'''

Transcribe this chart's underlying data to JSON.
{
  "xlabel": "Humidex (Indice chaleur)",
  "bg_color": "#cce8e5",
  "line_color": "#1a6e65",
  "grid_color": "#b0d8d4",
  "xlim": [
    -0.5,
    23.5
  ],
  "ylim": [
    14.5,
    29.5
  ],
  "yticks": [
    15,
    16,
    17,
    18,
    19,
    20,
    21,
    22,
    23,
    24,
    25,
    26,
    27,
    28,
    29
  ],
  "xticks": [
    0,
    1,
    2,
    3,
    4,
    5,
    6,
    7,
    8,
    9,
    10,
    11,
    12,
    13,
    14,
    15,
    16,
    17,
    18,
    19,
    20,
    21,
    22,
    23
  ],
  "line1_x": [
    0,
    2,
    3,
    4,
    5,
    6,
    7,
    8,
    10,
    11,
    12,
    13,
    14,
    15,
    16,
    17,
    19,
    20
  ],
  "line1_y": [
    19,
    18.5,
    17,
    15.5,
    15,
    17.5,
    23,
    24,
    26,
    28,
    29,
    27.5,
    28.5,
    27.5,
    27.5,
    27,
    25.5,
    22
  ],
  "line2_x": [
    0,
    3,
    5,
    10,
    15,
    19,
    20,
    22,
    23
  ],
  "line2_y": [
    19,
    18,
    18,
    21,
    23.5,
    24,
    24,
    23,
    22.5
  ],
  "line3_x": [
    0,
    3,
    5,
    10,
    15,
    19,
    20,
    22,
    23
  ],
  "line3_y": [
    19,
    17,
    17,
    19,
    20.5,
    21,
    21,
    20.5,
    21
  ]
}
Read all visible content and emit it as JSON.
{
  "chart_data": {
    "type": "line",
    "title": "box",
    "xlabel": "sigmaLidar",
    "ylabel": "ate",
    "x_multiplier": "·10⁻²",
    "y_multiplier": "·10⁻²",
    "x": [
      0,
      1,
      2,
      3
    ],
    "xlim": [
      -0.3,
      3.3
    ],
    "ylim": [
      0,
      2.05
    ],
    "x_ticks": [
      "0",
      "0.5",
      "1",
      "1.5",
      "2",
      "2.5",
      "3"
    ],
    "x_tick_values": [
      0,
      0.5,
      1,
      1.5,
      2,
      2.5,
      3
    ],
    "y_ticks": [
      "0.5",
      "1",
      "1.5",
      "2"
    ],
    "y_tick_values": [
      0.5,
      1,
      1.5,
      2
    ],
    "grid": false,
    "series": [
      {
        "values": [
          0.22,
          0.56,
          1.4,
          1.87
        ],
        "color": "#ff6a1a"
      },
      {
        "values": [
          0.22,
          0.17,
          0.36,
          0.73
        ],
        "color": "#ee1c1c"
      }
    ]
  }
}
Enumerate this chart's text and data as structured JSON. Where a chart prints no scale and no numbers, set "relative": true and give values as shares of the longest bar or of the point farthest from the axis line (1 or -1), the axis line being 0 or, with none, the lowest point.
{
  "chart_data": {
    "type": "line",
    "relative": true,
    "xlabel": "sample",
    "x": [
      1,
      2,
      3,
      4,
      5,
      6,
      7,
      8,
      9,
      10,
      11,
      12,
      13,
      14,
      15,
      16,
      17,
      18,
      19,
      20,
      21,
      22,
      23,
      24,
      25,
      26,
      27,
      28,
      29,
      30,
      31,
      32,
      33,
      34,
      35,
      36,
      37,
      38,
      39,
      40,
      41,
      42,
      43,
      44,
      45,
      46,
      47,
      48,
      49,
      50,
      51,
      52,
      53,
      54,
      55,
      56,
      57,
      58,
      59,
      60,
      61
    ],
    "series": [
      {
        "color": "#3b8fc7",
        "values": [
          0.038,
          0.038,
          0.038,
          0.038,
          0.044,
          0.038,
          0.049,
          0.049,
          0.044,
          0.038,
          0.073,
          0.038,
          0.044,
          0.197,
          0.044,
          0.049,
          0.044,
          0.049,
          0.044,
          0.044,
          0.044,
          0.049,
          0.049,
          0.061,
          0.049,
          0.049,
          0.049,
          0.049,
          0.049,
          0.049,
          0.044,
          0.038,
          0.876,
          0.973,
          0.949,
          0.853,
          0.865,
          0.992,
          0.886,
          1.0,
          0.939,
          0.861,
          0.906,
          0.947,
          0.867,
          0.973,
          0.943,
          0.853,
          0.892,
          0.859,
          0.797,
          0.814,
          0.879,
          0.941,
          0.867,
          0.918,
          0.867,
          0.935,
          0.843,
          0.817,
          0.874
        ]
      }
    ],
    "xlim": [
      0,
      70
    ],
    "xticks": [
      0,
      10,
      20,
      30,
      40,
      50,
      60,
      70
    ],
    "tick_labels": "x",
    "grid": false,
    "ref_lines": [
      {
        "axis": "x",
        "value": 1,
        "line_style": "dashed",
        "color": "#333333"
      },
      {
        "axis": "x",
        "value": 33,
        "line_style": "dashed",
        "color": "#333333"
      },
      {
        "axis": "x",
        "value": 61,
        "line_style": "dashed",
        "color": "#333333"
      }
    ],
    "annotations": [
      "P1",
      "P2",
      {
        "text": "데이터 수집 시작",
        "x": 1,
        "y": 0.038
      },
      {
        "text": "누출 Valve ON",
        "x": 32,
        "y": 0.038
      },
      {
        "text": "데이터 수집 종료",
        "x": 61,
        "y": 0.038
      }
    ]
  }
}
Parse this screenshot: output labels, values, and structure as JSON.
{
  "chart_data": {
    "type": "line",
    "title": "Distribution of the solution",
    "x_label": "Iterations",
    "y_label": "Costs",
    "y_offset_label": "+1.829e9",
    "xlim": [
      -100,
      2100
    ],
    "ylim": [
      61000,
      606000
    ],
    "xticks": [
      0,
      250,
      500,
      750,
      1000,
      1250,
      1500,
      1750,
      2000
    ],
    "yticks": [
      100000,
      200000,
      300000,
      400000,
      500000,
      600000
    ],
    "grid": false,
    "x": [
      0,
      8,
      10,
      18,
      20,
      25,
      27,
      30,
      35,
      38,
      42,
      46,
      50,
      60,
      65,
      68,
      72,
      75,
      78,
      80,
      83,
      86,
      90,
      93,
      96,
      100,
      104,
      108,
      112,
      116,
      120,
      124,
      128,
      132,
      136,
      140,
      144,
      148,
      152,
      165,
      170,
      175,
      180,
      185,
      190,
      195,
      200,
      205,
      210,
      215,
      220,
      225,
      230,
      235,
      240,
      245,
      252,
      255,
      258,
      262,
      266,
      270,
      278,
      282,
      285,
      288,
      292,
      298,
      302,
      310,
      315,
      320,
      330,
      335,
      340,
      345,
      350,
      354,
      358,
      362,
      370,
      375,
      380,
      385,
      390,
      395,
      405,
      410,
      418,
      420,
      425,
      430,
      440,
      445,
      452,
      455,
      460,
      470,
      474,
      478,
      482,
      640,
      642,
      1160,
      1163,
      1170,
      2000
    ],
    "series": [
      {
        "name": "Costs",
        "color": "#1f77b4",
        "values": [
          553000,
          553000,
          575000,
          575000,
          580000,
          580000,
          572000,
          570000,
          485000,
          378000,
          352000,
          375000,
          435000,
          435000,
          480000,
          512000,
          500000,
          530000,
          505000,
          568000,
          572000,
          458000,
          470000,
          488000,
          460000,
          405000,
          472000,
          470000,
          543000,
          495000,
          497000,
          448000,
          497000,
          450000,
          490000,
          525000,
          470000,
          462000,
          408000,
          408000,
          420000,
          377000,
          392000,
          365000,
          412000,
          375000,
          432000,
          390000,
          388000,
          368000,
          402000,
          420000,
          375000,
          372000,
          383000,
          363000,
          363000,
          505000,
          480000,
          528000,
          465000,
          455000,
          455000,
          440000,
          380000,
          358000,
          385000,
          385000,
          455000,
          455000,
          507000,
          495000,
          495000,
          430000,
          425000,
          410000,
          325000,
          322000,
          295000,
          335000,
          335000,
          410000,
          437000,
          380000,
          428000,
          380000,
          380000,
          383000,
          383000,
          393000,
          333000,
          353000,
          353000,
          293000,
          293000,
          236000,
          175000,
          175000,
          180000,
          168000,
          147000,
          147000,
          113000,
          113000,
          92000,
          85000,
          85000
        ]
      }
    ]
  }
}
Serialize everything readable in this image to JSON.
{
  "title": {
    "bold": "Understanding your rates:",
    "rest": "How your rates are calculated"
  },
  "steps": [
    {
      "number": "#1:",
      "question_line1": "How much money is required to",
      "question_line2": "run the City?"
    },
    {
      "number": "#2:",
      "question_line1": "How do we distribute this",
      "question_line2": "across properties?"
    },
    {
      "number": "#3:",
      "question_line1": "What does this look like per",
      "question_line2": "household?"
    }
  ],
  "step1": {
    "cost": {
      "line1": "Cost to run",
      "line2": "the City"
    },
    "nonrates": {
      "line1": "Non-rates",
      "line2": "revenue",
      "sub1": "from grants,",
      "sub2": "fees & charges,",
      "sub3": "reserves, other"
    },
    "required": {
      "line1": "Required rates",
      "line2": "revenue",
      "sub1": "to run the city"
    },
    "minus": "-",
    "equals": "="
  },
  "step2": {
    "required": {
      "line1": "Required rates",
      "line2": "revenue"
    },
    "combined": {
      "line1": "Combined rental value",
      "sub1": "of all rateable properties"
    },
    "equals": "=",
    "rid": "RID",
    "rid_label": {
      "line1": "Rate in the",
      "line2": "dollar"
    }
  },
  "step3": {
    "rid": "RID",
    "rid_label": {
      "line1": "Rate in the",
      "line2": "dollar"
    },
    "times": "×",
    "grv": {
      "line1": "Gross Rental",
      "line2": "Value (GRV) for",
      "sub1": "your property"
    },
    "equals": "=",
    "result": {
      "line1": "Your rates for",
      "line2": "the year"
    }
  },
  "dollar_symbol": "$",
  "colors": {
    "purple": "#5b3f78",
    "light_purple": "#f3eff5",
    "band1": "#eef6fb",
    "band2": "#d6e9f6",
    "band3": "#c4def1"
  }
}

'''

Exercise brief
Using the listing above, pull out all lines that hold the word "relative".

Written answer
Enumerate this chart's text and data as structured JSON. Where a chart prints no scale and no numbers, set "relative": true and give values as shares of the longest bar or of the point farthest from the axis line (1 or -1), the axis line being 0 or, with none, the lowest point.
    "relative": true,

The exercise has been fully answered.